>> START Data shown

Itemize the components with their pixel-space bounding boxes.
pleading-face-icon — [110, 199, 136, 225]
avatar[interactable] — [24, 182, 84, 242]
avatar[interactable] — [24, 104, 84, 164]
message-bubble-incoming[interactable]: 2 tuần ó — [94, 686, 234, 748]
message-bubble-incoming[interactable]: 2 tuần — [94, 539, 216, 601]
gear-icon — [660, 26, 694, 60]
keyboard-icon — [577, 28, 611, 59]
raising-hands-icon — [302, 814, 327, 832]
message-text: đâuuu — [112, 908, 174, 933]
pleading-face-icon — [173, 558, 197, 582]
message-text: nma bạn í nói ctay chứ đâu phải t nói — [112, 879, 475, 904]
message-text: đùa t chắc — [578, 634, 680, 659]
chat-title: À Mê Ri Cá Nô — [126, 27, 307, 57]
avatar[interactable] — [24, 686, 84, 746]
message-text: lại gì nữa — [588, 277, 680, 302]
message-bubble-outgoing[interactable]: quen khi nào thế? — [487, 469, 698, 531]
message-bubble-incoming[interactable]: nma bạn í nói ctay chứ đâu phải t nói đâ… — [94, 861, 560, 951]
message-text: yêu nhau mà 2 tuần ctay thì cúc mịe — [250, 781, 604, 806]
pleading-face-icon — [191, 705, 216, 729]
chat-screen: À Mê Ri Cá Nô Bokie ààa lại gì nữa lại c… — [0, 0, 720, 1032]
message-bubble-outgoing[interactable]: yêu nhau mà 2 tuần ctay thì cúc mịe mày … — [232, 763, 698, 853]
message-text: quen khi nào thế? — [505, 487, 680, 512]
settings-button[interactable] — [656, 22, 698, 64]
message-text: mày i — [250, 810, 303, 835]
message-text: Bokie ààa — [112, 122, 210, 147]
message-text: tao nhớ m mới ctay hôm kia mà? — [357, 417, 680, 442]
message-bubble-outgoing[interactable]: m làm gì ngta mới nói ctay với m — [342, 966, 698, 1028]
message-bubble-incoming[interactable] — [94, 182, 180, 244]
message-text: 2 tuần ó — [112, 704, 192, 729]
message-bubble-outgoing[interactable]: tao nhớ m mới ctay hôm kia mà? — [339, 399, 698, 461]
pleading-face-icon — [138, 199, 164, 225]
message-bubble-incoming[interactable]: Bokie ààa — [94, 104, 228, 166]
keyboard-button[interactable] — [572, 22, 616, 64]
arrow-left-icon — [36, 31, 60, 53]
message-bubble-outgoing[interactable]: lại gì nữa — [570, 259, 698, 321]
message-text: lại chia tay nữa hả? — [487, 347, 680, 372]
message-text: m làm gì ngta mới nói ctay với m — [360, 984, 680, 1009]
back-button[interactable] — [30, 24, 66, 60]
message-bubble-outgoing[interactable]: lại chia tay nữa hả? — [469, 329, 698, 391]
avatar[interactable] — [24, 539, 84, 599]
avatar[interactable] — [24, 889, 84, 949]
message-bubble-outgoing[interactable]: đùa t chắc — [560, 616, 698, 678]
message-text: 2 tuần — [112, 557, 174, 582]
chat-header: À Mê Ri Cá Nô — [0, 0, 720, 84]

>> END Data shown

Short task:
Reproduce the stretch from the start of the material through the line containing "raising-hands-icon — [302, 814, 327, 832]". Switch "gear-icon" to "cog-icon" and leave everything else unchanged.

Full solution:
Itemize the components with their pixel-space bounding boxes.
pleading-face-icon — [110, 199, 136, 225]
avatar[interactable] — [24, 182, 84, 242]
avatar[interactable] — [24, 104, 84, 164]
message-bubble-incoming[interactable]: 2 tuần ó — [94, 686, 234, 748]
message-bubble-incoming[interactable]: 2 tuần — [94, 539, 216, 601]
cog-icon — [660, 26, 694, 60]
keyboard-icon — [577, 28, 611, 59]
raising-hands-icon — [302, 814, 327, 832]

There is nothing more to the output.